STATED EXERCISE:
List each line of the data that holds the word "SYSTEM".

Figure data in JSON:

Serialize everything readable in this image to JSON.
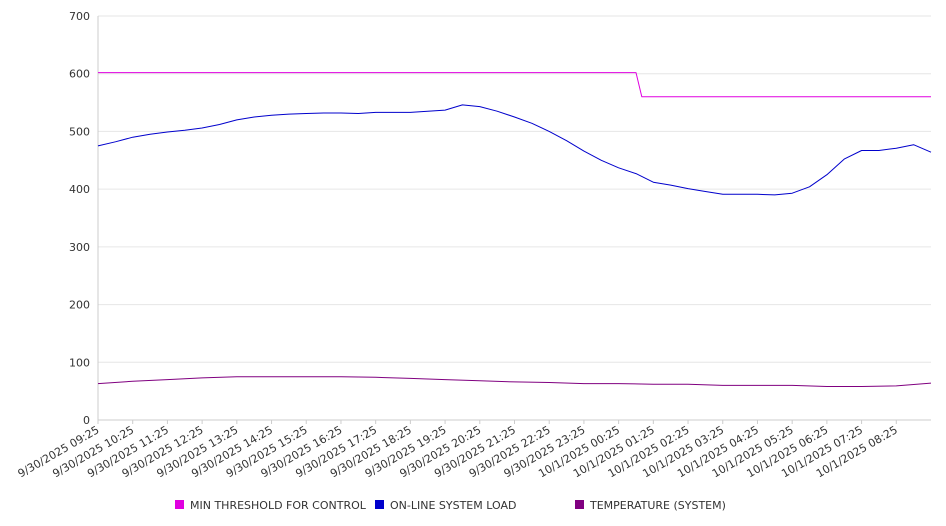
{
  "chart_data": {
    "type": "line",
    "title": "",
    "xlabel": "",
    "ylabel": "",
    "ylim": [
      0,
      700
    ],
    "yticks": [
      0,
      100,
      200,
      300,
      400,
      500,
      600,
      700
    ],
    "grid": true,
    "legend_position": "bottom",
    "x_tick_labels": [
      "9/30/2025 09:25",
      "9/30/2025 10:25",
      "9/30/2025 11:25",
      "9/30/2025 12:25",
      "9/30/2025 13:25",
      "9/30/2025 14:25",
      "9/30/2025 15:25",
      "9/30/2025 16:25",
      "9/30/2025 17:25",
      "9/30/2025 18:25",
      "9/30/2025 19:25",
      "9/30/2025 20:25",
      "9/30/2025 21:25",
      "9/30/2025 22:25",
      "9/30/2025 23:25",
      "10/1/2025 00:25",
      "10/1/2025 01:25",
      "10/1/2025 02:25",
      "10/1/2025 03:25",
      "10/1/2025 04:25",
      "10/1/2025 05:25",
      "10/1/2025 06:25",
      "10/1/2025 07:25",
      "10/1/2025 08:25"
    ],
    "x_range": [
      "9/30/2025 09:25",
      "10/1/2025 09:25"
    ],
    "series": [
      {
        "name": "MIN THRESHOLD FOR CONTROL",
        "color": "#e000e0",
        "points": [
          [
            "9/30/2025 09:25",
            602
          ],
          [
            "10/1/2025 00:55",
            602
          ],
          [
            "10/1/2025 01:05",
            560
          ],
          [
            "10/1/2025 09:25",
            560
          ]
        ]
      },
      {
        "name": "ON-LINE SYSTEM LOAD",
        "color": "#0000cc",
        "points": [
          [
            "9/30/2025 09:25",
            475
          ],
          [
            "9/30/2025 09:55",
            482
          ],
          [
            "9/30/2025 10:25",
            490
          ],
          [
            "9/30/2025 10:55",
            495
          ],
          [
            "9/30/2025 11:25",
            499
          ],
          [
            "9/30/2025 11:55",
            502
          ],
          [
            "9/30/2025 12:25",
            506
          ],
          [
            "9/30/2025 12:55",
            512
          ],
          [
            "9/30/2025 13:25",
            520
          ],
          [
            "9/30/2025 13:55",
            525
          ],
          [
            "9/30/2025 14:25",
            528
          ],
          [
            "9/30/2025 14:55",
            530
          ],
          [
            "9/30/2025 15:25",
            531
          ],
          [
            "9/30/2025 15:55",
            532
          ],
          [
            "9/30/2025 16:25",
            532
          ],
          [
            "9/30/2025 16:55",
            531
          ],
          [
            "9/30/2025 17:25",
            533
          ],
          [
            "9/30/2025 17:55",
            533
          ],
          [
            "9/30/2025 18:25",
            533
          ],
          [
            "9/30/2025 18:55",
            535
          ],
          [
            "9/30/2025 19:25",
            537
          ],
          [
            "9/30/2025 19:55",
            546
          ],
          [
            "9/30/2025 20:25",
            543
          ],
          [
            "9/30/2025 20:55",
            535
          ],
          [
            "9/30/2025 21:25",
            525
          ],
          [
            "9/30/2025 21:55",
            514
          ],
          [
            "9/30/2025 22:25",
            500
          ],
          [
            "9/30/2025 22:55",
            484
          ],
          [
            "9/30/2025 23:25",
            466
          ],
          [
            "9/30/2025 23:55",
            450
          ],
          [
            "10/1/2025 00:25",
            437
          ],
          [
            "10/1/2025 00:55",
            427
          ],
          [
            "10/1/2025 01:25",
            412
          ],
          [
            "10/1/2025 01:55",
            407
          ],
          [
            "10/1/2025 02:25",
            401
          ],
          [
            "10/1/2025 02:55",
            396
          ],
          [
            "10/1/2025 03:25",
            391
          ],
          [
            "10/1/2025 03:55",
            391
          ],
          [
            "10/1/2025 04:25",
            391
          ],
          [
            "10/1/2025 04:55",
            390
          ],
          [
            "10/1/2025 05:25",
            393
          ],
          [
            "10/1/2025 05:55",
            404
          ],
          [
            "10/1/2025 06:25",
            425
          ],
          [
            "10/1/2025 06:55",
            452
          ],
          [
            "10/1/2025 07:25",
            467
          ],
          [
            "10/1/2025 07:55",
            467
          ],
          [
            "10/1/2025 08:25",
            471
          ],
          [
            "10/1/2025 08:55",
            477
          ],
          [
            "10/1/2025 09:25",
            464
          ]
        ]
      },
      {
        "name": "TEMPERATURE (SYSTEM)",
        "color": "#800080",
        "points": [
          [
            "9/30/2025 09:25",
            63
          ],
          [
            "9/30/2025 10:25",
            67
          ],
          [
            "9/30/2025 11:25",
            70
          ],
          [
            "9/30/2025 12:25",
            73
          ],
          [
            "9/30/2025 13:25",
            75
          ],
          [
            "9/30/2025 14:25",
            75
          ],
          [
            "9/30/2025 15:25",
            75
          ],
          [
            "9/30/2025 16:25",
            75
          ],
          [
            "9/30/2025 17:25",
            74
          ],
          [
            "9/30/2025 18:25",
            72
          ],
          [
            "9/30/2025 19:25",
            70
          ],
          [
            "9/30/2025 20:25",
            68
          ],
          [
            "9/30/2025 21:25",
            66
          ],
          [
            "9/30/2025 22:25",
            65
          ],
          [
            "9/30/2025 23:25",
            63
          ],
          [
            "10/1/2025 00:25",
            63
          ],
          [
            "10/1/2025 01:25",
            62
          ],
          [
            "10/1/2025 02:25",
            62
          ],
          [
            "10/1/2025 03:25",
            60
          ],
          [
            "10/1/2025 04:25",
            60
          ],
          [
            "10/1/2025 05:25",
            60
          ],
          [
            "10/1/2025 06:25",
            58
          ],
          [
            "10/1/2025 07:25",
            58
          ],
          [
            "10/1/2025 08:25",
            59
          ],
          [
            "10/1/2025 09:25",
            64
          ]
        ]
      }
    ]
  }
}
...
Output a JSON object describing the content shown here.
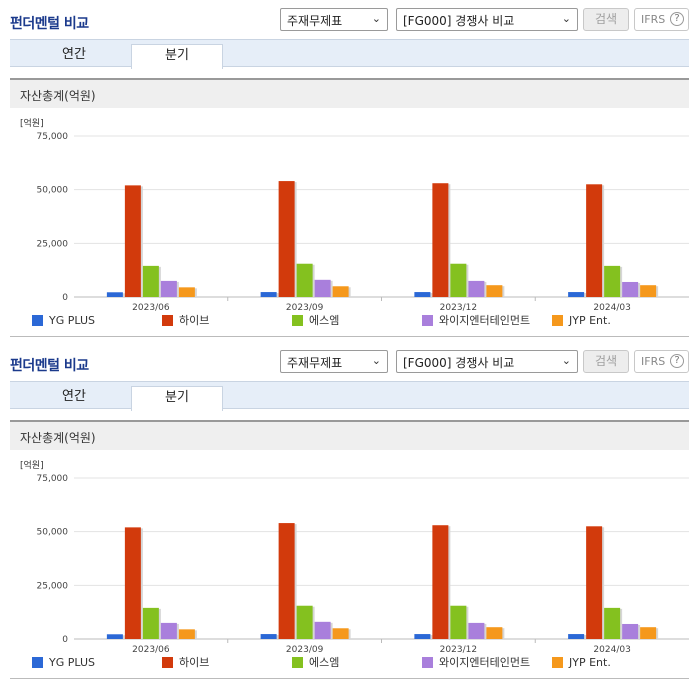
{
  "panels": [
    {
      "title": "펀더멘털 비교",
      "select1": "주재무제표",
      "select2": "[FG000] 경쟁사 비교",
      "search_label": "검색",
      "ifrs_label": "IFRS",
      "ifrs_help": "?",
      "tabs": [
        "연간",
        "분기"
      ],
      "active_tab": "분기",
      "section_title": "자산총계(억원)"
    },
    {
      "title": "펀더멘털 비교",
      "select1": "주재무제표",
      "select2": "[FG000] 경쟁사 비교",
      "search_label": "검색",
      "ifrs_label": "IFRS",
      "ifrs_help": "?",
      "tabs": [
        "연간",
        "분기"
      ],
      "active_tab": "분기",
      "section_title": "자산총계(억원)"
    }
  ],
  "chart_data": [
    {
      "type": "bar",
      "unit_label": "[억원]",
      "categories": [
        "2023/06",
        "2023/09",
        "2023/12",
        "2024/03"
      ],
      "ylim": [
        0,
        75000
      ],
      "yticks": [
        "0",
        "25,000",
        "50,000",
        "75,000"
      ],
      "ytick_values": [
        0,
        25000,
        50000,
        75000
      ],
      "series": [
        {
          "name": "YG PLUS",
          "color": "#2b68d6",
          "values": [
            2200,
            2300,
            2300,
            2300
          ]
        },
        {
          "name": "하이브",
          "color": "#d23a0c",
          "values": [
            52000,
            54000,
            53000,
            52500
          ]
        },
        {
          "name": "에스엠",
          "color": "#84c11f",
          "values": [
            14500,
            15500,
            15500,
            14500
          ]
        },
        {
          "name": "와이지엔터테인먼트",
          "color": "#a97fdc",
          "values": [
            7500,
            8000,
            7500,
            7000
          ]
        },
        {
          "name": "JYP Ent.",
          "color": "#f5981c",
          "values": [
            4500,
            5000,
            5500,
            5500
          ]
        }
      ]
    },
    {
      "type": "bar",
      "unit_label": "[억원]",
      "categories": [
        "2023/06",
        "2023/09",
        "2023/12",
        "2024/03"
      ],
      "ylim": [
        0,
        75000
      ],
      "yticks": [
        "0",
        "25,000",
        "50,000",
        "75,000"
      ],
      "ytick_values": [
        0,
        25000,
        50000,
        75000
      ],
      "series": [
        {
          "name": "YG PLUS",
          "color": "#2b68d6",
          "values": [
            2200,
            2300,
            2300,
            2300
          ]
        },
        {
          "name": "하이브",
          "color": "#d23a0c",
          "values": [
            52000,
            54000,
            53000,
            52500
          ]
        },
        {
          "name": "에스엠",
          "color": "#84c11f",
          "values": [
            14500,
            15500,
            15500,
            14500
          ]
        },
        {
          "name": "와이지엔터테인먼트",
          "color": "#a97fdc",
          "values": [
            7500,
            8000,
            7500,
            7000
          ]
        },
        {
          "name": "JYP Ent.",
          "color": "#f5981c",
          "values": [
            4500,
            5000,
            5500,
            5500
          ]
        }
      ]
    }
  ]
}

RESPONSE BELOW:
        "name": "ON-LINE SYSTEM LOAD",
        "name": "TEMPERATURE (SYSTEM)",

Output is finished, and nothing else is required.